Saved entries

# # # # # # #

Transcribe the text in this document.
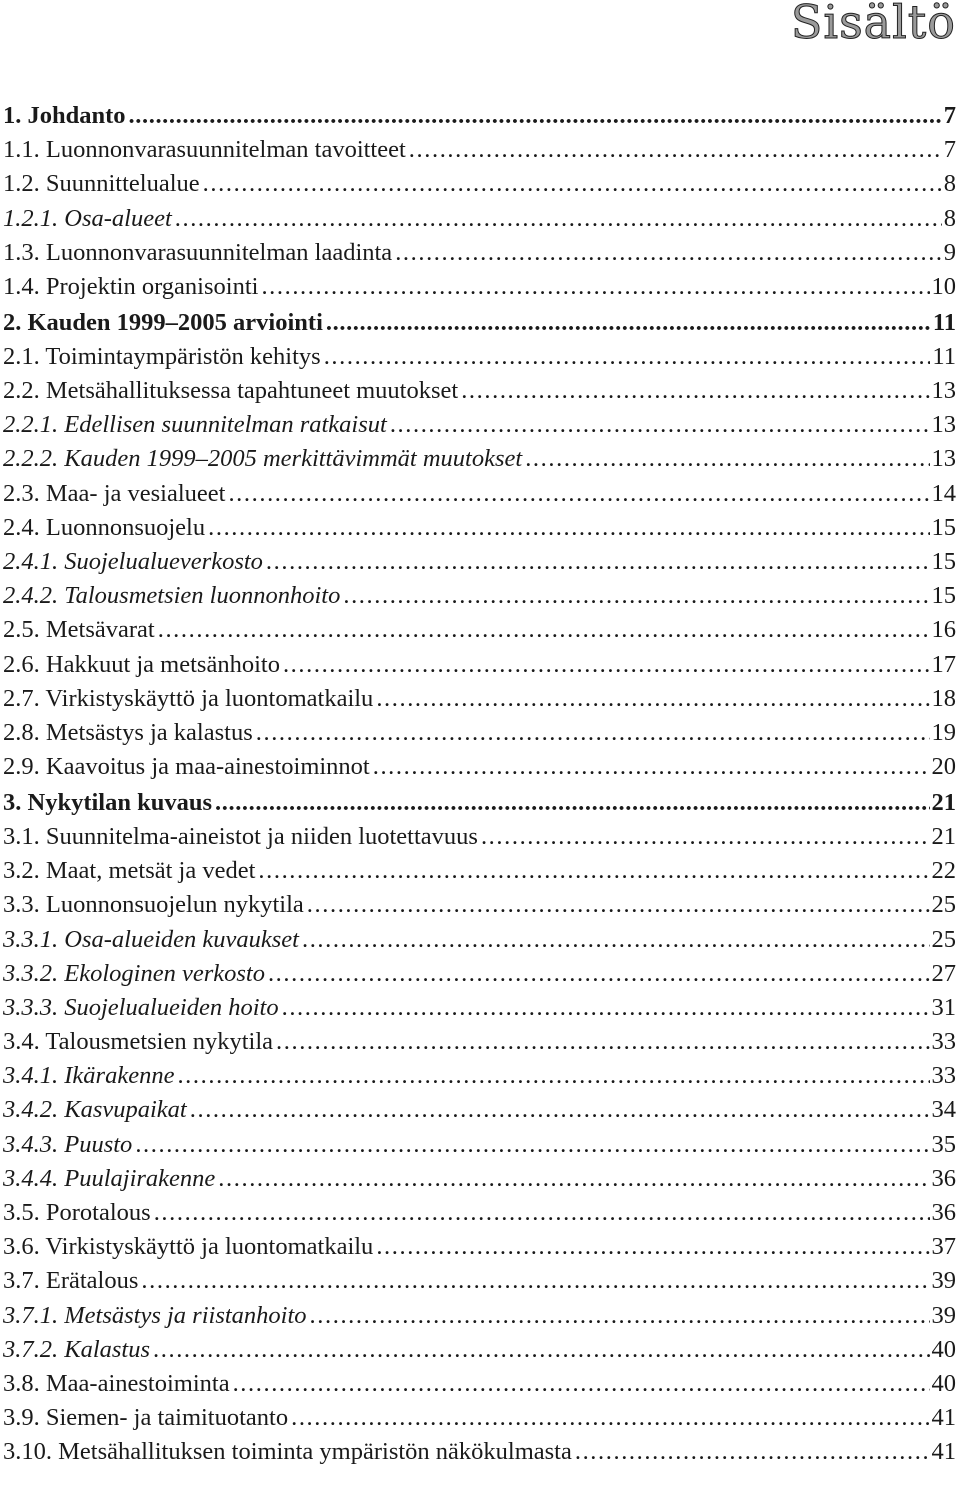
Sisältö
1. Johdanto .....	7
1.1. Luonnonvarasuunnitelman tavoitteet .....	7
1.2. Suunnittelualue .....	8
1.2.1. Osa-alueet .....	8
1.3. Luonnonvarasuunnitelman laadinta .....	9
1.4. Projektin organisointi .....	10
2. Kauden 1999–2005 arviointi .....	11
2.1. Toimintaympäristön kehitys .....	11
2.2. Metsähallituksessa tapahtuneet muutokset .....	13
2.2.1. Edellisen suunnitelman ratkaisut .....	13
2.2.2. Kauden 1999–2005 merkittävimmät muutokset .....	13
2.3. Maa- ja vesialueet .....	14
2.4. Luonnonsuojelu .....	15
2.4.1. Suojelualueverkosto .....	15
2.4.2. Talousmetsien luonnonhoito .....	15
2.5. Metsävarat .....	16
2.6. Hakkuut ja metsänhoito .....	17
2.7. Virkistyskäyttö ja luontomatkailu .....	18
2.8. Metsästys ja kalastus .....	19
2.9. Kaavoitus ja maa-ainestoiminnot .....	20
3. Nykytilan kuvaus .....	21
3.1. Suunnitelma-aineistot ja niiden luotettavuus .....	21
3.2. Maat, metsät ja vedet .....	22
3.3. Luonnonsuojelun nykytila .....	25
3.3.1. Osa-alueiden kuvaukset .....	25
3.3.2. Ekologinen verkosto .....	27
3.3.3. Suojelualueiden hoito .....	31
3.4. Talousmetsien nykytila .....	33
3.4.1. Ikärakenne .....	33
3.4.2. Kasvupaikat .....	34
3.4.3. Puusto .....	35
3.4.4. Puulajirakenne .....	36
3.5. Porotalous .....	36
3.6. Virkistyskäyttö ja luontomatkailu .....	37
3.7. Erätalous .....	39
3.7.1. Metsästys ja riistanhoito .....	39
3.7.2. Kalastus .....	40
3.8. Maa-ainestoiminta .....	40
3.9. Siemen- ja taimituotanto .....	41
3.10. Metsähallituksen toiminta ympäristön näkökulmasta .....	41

# # # # # # #

What to work on
Where a line contains the string "Luonnonvarasuunnitelman", extract that line.

The completed task
1.1. Luonnonvarasuunnitelman tavoitteet .....	7
1.3. Luonnonvarasuunnitelman laadinta .....	9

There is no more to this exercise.